The exercise: Find the string "TPPP" in the data, then copy every line where it is found.

Records provided:
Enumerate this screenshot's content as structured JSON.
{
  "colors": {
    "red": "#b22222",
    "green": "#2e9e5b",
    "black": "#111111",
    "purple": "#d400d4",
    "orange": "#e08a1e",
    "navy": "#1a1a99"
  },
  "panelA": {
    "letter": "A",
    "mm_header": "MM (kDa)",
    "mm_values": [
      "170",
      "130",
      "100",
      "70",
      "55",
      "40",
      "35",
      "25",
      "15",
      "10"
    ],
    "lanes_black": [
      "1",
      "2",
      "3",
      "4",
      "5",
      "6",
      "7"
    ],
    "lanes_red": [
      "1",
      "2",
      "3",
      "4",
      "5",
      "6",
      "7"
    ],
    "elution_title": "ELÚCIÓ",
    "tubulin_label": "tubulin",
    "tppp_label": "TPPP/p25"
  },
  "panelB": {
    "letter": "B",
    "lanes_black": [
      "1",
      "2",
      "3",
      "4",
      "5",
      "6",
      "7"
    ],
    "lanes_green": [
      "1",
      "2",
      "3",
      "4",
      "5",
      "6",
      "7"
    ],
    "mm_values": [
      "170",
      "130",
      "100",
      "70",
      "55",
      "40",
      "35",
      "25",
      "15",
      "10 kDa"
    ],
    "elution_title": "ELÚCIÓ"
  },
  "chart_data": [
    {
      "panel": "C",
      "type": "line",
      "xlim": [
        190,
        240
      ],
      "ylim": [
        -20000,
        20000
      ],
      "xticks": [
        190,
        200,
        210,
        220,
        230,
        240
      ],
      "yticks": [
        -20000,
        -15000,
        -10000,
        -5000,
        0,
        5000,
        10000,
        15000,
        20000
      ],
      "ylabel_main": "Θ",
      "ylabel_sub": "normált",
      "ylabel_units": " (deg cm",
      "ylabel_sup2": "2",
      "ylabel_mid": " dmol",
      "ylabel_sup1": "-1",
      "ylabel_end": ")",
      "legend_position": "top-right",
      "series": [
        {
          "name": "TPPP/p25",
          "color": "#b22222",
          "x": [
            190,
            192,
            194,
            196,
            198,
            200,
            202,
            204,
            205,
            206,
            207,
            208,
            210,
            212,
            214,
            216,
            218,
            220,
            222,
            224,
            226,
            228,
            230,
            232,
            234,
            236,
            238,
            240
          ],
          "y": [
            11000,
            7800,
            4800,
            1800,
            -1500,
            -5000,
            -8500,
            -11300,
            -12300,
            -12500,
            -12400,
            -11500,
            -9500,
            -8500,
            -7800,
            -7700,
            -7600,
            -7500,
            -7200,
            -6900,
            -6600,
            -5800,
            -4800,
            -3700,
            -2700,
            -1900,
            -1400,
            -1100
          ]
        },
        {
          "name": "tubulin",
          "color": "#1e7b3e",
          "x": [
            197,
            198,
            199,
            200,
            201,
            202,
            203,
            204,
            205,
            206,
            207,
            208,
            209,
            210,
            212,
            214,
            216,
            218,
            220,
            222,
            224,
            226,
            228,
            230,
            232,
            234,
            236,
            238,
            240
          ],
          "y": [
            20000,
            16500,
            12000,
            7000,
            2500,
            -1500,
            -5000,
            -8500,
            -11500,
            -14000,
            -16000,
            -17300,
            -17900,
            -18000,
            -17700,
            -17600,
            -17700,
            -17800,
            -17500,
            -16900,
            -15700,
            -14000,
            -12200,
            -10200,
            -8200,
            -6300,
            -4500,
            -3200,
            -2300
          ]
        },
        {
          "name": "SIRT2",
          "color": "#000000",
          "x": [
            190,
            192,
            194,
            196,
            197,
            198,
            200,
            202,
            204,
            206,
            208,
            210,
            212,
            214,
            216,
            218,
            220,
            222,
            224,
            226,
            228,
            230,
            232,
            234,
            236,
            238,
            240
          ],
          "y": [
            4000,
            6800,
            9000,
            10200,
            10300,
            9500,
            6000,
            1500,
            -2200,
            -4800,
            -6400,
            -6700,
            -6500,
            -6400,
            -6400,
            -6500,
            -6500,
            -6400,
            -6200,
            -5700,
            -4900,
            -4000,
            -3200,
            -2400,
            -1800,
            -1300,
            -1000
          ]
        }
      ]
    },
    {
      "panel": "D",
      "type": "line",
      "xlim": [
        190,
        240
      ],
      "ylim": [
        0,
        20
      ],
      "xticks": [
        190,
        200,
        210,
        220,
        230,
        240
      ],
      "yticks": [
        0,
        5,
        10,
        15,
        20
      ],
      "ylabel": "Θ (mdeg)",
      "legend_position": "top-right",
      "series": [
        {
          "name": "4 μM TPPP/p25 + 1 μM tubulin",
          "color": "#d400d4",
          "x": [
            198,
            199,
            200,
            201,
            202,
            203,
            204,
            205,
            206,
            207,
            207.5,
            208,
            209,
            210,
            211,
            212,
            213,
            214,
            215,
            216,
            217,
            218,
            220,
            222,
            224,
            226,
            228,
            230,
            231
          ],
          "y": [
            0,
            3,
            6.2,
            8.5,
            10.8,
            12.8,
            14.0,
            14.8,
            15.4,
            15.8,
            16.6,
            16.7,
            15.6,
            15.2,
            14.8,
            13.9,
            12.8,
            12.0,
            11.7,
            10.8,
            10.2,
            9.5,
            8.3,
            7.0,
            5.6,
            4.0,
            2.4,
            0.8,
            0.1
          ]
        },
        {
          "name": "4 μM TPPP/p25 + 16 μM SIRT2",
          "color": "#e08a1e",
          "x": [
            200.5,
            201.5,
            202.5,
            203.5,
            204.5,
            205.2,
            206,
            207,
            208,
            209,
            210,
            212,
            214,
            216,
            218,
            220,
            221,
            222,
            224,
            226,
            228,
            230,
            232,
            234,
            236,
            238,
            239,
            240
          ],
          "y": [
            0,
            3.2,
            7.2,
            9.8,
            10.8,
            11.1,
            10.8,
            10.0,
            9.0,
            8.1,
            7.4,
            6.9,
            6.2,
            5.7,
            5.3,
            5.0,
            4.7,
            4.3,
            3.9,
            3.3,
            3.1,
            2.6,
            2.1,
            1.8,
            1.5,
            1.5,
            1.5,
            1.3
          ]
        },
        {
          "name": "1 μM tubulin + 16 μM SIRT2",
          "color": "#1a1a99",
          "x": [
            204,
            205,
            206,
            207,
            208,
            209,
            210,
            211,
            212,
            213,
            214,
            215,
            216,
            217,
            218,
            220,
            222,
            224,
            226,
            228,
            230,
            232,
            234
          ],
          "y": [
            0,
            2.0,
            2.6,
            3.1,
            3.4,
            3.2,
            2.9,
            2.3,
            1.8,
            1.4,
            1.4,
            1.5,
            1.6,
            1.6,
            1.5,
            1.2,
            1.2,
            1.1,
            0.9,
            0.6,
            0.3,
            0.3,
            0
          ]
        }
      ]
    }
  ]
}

Written answer:
    "tppp_label": "TPPP/p25"
          "name": "TPPP/p25",
          "name": "4 μM TPPP/p25 + 1 μM tubulin",
          "name": "4 μM TPPP/p25 + 16 μM SIRT2",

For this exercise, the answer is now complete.